Provided text:
>> begin

I want to ultimately calculate the Christoffel symbols $\Gamma_{ij}^k, i,j,k=1,2$ of the surface $M$ given as the graph of $z : \mathbb{R}_{>0}^2 \to \mathbb{R}, (x,y) \mapsto \frac{x^2-y^2}{2}$. However I wanna do this by working through the definitions as given in Tu's differential geometry, but I have some problems.
This is my attempt:
A chart on $M$ is given by $\phi : M \to \mathbb{R}_{>0}^2, (x,y,z) \mapsto (x,y)$ with inverse $\phi^{-1} : \mathbb{R}_{>0}^2 \to M, (u,v) \mapsto (u, v, \frac{u^2-v^2}{2}$). To find the Christoffel symbols we want to express $\nabla_{\partial_i} \partial_j$ as an expansion $\nabla_{\partial_i} \partial_j = \sum_k \Gamma_{ij}^k \partial_k$ where $i,j,k=1,2$. By definition we have $\partial_i |_p f = \partial_{x^i}|_p f = \partial_{r^i}|_{\phi(p)} (f \circ \phi^{-1})$ for smooth functions $f : M \to \mathbb{R}$, where $r^i$ denote the standard coordinate functions on $\mathbb{R}^2$. So for example if $f(x,y,z)=x^3+y^2+z$ then $\partial_1|_{p} f = \partial_{r^1}|_{\phi(p)=(u,v)} f = 3u^2+u$ because $f \circ \phi^{-1}(u,v) = u^3+v^2+\frac{1}{2}(u^2-v^2)$.
But how do I go from here? I'd need to find $\nabla_{\partial_i} \partial_j$ via the directional derivatives $D_{\partial_i} {\partial_j}$ but I calculate these to be equal to 0 in any case which seems very wrong.
My thinking is as follows:
The directional derivative $D_X Y$ is defined by applying $X$ as a differential operator to the components of $Y$ – so if $Y=\sum_k b^i \partial_i$ then $D_X Y = \sum_i (X b^i) \partial_i$.

>> end

Given task: Carry the post on computing Christoffel symbols for the surface z = (x² − y²)/2 forward from its last sentence.

Layout region records:
>> begin

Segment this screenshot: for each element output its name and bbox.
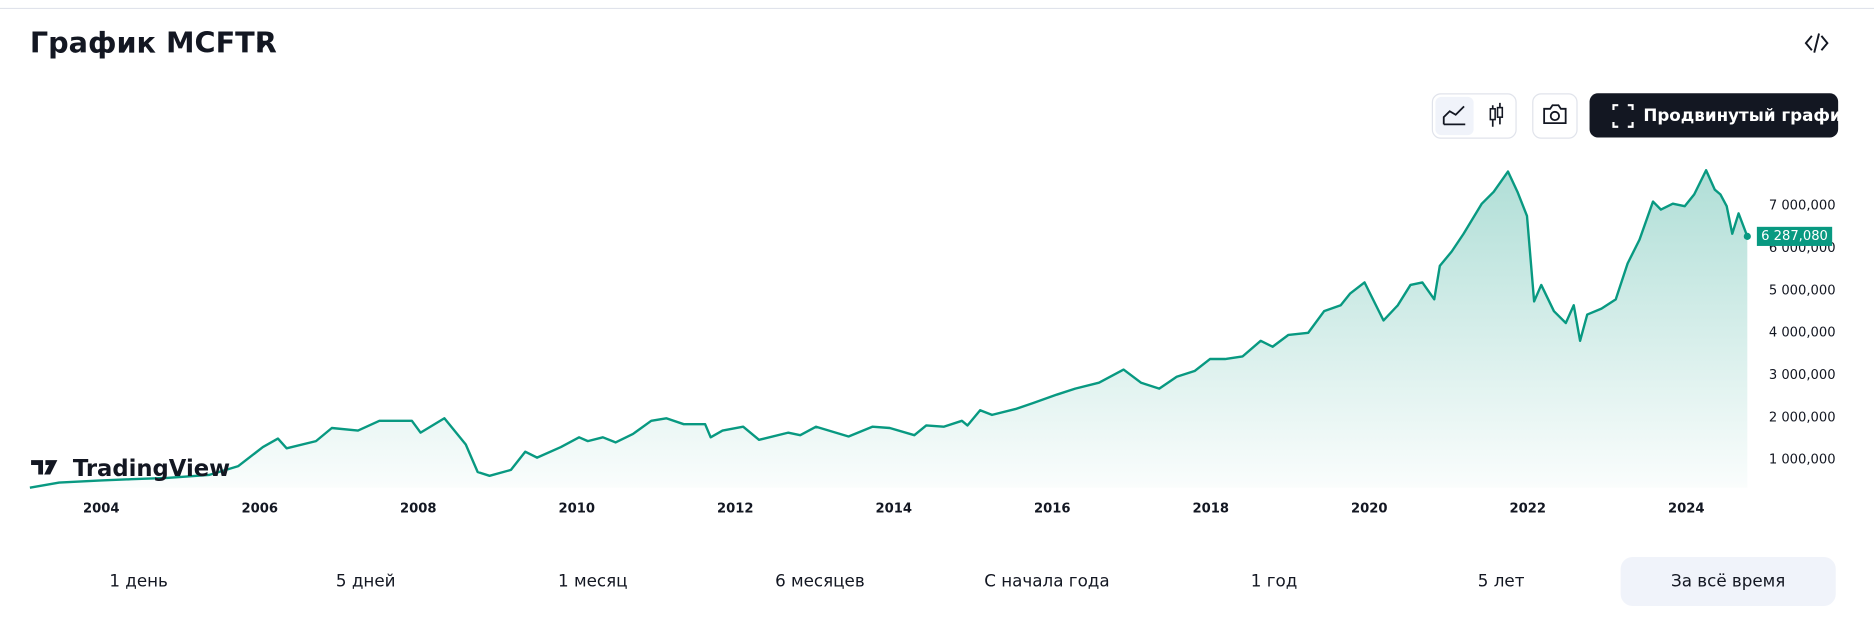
x-tick-label: 2020 bbox=[1351, 502, 1388, 517]
x-tick-label: 2010 bbox=[558, 502, 595, 517]
price-line bbox=[29, 169, 1749, 489]
branding: TradingView bbox=[31, 456, 230, 482]
y-tick-label: 2 000,000 bbox=[1769, 410, 1836, 425]
range-label: 6 месяцев bbox=[775, 571, 865, 591]
area-icon bbox=[1442, 105, 1466, 126]
x-tick-label: 2018 bbox=[1192, 502, 1229, 517]
range-label: 1 год bbox=[1251, 571, 1298, 591]
chevron-icon bbox=[257, 36, 267, 53]
camera-icon bbox=[1543, 104, 1567, 125]
candle-body bbox=[1489, 108, 1496, 121]
title-link[interactable]: График MCFTR bbox=[30, 25, 277, 59]
range-button[interactable]: 5 лет bbox=[1478, 571, 1525, 591]
x-tick-label: 2016 bbox=[1034, 502, 1071, 517]
x-tick-label: 2022 bbox=[1510, 502, 1547, 517]
x-tick-label: 2004 bbox=[83, 502, 120, 517]
x-tick-label: 2006 bbox=[241, 502, 278, 517]
camera-lens bbox=[1549, 110, 1560, 122]
brand-name: TradingView bbox=[73, 456, 230, 482]
y-tick-label: 3 000,000 bbox=[1769, 368, 1836, 383]
last-value-label: 6 287,080 bbox=[1761, 229, 1828, 244]
range-button[interactable]: 6 месяцев bbox=[775, 571, 865, 591]
snapshot-button[interactable] bbox=[1532, 93, 1578, 139]
button-bg bbox=[1435, 96, 1474, 136]
x-tick-label: 2014 bbox=[875, 502, 912, 517]
range-label: 1 месяц bbox=[558, 571, 627, 591]
candle-style-button[interactable] bbox=[1489, 102, 1504, 127]
y-tick-label: 7 000,000 bbox=[1769, 199, 1836, 214]
logo-mark bbox=[31, 460, 58, 475]
range-button[interactable]: 1 день bbox=[109, 571, 168, 591]
y-tick-label: 1 000,000 bbox=[1769, 453, 1836, 468]
button-bg bbox=[1589, 93, 1839, 138]
last-point bbox=[1743, 232, 1751, 240]
y-tick-label: 5 000,000 bbox=[1769, 283, 1836, 298]
range-label: 5 дней bbox=[336, 571, 396, 591]
range-label: С начала года bbox=[984, 571, 1109, 591]
range-button[interactable]: За всё время bbox=[1620, 556, 1836, 606]
range-selected-bg bbox=[1620, 556, 1836, 606]
range-button[interactable]: 1 месяц bbox=[558, 571, 627, 591]
range-label: 5 лет bbox=[1478, 571, 1525, 591]
range-button[interactable]: С начала года bbox=[984, 571, 1109, 591]
embed-button[interactable] bbox=[1804, 33, 1829, 53]
last-value-badge bbox=[1756, 226, 1833, 246]
embed-icon bbox=[1804, 33, 1829, 53]
title: График MCFTR bbox=[30, 25, 277, 59]
area-fill bbox=[29, 170, 1748, 488]
fullscreen-icon bbox=[1612, 104, 1634, 128]
candle-body bbox=[1496, 106, 1504, 118]
range-label: За всё время bbox=[1671, 571, 1785, 591]
range-button[interactable]: 5 дней bbox=[336, 571, 396, 591]
advanced-chart-button[interactable]: Продвинутый график bbox=[1589, 93, 1854, 138]
y-tick-label: 4 000,000 bbox=[1769, 326, 1836, 341]
range-bar: 1 день 5 дней 1 месяц 6 месяцев С начала год… bbox=[109, 556, 1836, 606]
x-tick-label: 2024 bbox=[1668, 502, 1705, 517]
x-tick-label: 2012 bbox=[717, 502, 754, 517]
area-style-button[interactable] bbox=[1435, 96, 1474, 136]
x-tick-label: 2008 bbox=[400, 502, 437, 517]
range-button[interactable]: 1 год bbox=[1251, 571, 1298, 591]
plot: 1 000,000 2 000,000 3 000,000 4 000,000 5 00… bbox=[29, 169, 1836, 517]
range-label: 1 день bbox=[109, 571, 168, 591]
button-label: Продвинутый график bbox=[1643, 105, 1853, 125]
button-bg bbox=[1532, 93, 1578, 139]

>> end

Answer to this problem:
The coordinate vector fields are given as $\partial_i : M \to TM, p \mapsto \partial_i|_p$ – so if we consider for example $\partial_1$ the coefficient $b^1$ for $\partial_1$ is 1 and $b^2=0$ (and vice versa for $\partial_2$). So we end up with $\partial_1 1 = 0$ and $\partial_1 0 = 0$ and thus $D_{\partial_i} \partial_j = 0$.
EDIT (using the notation from your book):
To find the covariant derivative $\nabla_{\partial_u} \partial_u = \nabla_{\phi_u} \phi_u$ I still need the directional derivative $D_{\phi_u} \phi_u$ – according to example 2 on page 67 of your book this is equal to $\phi_{uu}$ (which is also how I've understood it in another book). I'm still not sure why that's true but I tried working out my example using this: we compute $\phi_{uu} = (0, 0, 1)$ and since the normal field is given by $\nu(u,v) = \frac{1}{\sqrt{u^2+v^2+1}} \begin{pmatrix}-u\\v\\1\end{pmatrix}$ we have
\begin{align*}
\nabla_{\phi_u} \phi_u (u,v) &= (\phi_{uu}(u,v))^{||} = \phi_{uu} – (\phi_{uu} \cdot \nu) \nu \\
&= \begin{pmatrix}0\\0\\1\end{pmatrix} – \frac{1}{u^2+v^2+1} \begin{pmatrix}0 & 0 & 1\end{pmatrix} \begin{pmatrix}-u\\v\\1\end{pmatrix} \begin{pmatrix}-u\\v\\1\end{pmatrix} \\
&= \begin{pmatrix} \frac{u}{u^2+v^2+1} \\ \frac{v}{u^2+v^2+1} \\ 1-\frac{1}{u^2+v^2+1} \end{pmatrix}.
\end{align*}
To find the christoffel symbols we now need to solve $\nabla_{\phi_u} \phi_u \overset{!}{=} \Gamma_{uu}^u \phi_u + \Gamma_{uu}^v \phi_v$. Since $\phi_u = (1, 0, u), \phi_v = (0, 1, -v)$ we only have to consider the first to components to see that we need to have $$\Gamma_{uu}^u=\frac{u}{u^2+v^2+1}, \Gamma_{uu}^v = \frac{-v}{u^2+v^2+1}$$, which indeed also solve the equality in the third component. With $\phi_{vv} = (0,0,-1)$ we do the similar computation to find $$\Gamma_{vv}^u = \frac{-u}{u^2+y^2+1}, \Gamma_{vv}^v = \frac{v}{u^2+v^2+1}$$
and with $\phi_{uv} = 0$ we have
$$
\Gamma_{uv}^u = \Gamma_{uv}^v = \Gamma_{vu}^u = \Gamma_{vu}^v = 0.
$$
Assuming those are correct this solves my problem for the most part – but I'm still struggling with the fact that $D_{\phi_u} \phi_u = \phi_{uu}$ etc.. Could you elaborate on this a bit?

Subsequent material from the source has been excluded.